What to work on: Reproduce everything from the line containing "top-cloud-water-label: 0.5 bbox=[58, 37, 68, 44]" down to the line containing "dry-adiabat bbox=[175, 49, 215, 538]", changing "wind-barb" to "wind-arrow" and leaving all else unchanged. Return only those lines.
[Start Data provided]
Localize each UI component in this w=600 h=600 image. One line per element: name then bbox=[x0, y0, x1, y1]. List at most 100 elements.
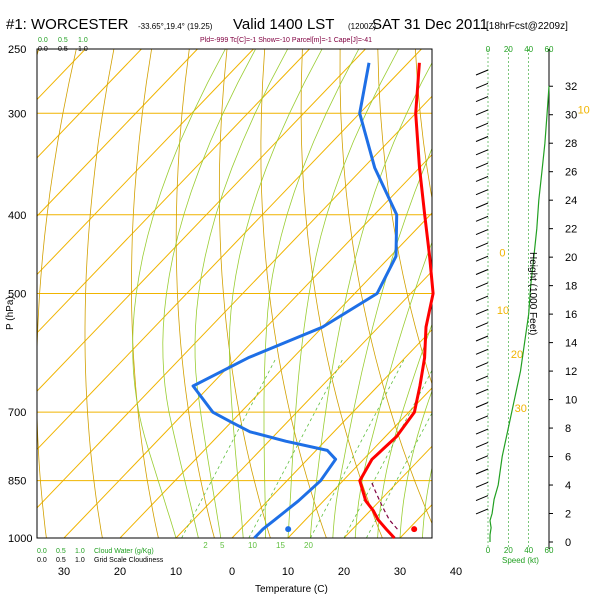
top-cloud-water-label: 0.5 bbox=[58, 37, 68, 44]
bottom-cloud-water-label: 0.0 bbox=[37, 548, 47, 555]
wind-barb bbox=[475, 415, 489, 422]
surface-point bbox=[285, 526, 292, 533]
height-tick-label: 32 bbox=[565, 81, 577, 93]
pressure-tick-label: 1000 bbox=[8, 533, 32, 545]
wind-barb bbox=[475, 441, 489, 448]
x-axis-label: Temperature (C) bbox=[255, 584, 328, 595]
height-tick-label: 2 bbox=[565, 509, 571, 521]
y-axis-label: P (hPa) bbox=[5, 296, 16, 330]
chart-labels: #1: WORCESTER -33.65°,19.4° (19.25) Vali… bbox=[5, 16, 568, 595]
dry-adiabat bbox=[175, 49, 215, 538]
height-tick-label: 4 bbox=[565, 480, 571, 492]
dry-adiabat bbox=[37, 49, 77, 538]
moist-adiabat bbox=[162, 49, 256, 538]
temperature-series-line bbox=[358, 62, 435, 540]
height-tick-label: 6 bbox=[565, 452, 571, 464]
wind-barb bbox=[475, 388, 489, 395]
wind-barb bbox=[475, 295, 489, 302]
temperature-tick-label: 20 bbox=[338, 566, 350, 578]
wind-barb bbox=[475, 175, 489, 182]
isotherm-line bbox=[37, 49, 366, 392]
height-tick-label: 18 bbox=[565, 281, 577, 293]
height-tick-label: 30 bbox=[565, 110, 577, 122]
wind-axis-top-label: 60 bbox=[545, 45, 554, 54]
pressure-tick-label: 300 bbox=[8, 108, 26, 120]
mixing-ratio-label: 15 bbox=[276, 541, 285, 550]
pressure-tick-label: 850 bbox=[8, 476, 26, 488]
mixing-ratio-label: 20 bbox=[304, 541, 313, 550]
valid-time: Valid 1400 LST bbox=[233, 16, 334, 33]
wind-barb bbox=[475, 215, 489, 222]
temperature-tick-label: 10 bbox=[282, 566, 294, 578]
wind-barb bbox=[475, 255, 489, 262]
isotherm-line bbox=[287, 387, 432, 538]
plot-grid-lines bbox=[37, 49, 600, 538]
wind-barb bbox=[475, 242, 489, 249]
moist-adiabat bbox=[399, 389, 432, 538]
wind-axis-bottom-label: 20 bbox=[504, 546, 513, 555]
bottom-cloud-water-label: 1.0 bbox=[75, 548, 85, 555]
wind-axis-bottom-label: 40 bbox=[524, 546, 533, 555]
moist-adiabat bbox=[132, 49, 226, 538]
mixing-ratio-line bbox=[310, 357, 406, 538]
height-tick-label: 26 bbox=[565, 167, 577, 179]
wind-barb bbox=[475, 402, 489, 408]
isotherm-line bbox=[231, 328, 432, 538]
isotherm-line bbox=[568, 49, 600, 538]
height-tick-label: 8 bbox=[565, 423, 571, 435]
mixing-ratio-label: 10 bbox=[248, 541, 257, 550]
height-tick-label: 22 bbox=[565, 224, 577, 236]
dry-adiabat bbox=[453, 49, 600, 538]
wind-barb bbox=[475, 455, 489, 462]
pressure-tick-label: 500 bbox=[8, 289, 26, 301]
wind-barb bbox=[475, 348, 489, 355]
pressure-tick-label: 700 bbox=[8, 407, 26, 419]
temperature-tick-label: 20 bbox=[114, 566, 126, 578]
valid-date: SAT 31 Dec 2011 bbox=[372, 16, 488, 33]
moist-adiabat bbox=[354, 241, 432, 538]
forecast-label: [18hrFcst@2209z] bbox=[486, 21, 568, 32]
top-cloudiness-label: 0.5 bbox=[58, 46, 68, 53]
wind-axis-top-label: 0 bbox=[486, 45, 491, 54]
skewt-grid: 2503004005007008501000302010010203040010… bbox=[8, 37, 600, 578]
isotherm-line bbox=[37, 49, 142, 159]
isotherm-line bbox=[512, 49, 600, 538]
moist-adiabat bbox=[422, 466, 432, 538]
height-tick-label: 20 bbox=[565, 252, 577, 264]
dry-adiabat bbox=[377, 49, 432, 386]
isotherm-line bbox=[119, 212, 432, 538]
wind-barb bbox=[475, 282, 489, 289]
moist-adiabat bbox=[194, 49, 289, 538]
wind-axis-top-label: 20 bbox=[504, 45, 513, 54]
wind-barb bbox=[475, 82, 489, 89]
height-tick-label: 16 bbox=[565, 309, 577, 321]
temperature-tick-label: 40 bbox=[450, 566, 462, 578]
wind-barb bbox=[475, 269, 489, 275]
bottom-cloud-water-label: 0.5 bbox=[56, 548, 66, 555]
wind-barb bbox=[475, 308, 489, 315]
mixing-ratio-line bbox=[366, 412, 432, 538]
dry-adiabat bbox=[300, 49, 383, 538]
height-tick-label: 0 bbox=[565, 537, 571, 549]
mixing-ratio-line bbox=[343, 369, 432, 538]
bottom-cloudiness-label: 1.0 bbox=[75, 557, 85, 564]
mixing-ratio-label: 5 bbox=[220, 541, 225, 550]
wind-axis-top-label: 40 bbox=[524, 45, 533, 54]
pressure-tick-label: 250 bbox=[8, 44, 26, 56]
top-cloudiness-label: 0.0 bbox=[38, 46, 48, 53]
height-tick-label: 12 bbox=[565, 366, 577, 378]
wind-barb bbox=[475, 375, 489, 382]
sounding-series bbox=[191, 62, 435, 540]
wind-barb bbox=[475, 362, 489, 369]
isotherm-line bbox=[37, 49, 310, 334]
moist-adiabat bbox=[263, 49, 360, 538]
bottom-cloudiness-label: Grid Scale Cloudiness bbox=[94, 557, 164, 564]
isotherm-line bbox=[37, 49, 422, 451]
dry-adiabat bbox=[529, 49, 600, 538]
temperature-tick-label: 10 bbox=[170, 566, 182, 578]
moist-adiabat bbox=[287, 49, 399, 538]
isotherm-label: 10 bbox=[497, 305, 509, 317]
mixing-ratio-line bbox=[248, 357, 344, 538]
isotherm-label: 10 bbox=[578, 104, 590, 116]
[End Data provided]
[Start Data provided]
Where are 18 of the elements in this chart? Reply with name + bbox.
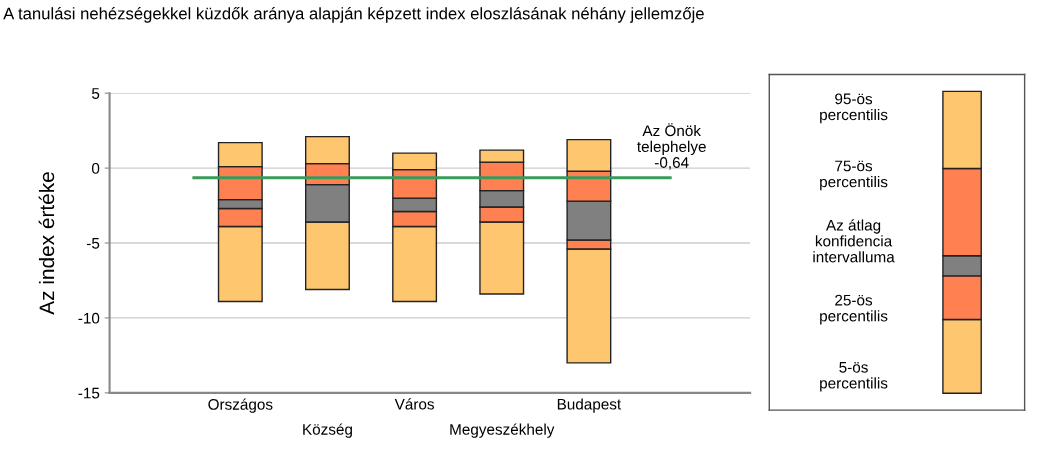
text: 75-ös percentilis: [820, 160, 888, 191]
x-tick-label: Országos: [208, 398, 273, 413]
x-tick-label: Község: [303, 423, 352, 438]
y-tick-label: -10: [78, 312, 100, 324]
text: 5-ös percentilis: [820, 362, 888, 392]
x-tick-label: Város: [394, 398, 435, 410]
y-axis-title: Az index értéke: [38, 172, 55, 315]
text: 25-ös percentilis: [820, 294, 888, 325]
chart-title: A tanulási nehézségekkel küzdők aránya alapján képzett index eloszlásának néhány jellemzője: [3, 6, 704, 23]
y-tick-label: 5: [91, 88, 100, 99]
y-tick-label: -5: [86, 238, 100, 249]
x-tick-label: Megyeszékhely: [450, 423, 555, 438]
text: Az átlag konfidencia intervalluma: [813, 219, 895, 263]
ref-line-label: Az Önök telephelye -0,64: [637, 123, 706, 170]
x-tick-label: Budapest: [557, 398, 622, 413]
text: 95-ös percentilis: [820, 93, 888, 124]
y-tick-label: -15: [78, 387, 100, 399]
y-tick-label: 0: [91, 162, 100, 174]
[End Data provided]
Answer:
top-cloud-water-label: 0.5 bbox=[58, 37, 68, 44]
bottom-cloud-water-label: 0.0 bbox=[37, 548, 47, 555]
wind-arrow bbox=[475, 415, 489, 422]
surface-point bbox=[285, 526, 292, 533]
height-tick-label: 32 bbox=[565, 81, 577, 93]
pressure-tick-label: 1000 bbox=[8, 533, 32, 545]
wind-arrow bbox=[475, 441, 489, 448]
x-axis-label: Temperature (C) bbox=[255, 584, 328, 595]
height-tick-label: 2 bbox=[565, 509, 571, 521]
y-axis-label: P (hPa) bbox=[5, 296, 16, 330]
chart-labels: #1: WORCESTER -33.65°,19.4° (19.25) Vali… bbox=[5, 16, 568, 595]
dry-adiabat bbox=[175, 49, 215, 538]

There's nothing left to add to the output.